┏━━

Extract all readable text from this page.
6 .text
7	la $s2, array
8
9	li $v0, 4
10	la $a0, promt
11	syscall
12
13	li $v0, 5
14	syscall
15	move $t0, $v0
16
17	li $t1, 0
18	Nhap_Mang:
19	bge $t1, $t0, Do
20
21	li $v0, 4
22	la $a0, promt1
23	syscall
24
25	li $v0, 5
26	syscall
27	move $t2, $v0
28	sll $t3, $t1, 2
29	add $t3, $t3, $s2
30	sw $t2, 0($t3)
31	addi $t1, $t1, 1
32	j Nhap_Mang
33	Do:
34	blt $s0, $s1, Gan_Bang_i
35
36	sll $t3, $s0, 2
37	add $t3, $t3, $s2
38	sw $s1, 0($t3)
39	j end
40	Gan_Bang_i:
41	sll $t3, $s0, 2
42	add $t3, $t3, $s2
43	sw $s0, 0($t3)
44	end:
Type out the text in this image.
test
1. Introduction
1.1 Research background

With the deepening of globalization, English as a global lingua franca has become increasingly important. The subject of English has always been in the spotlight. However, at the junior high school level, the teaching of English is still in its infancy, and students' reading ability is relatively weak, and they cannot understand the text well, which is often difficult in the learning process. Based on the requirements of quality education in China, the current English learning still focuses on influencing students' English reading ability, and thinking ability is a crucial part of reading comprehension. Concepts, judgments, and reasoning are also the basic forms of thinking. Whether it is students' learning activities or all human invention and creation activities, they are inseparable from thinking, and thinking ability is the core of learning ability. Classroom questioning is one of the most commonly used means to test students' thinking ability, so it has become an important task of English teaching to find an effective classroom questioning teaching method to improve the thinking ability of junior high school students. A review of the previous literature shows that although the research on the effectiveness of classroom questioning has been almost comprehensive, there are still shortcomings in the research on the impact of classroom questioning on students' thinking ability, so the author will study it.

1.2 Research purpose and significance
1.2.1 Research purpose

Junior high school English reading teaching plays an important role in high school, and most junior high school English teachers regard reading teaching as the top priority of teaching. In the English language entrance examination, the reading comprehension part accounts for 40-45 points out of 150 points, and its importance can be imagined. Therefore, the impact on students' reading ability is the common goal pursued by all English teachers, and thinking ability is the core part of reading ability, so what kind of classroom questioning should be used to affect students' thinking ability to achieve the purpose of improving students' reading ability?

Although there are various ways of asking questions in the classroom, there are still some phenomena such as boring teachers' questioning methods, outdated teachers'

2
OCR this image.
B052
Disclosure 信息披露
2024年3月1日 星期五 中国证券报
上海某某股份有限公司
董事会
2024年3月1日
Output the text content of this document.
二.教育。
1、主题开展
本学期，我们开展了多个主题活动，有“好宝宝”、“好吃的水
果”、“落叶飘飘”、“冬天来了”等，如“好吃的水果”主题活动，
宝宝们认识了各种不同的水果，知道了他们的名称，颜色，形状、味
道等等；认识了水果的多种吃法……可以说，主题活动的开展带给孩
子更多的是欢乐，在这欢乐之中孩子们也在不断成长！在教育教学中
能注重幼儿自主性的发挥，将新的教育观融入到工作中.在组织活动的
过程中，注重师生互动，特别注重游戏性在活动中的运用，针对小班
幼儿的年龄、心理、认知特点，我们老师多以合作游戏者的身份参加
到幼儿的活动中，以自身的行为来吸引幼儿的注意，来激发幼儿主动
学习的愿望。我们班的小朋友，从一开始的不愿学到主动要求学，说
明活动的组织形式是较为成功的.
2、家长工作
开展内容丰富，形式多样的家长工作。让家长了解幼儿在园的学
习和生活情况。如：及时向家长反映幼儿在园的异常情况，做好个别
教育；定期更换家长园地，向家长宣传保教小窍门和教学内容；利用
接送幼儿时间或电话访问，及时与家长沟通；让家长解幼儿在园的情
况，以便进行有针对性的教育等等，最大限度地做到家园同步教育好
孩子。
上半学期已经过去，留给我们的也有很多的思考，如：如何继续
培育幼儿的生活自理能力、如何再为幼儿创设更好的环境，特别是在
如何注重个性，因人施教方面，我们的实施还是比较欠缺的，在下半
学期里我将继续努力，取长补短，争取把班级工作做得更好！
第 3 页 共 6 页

┗━━

- _WRITTEN TASK_
Extract all lines from the material above that include the word "purpose".

- _FINAL RESULT_
1.2 Research purpose and significance
1.2.1 Research purpose
Junior high school English reading teaching plays an important role in high school, and most junior high school English teachers regard reading teaching as the top priority of teaching. In the English language entrance examination, the reading comprehension part accounts for 40-45 points out of 150 points, and its importance can be imagined. Therefore, the impact on students' reading ability is the common goal pursued by all English teachers, and thinking ability is the core part of reading ability, so what kind of classroom questioning should be used to affect students' thinking ability to achieve the purpose of improving students' reading ability?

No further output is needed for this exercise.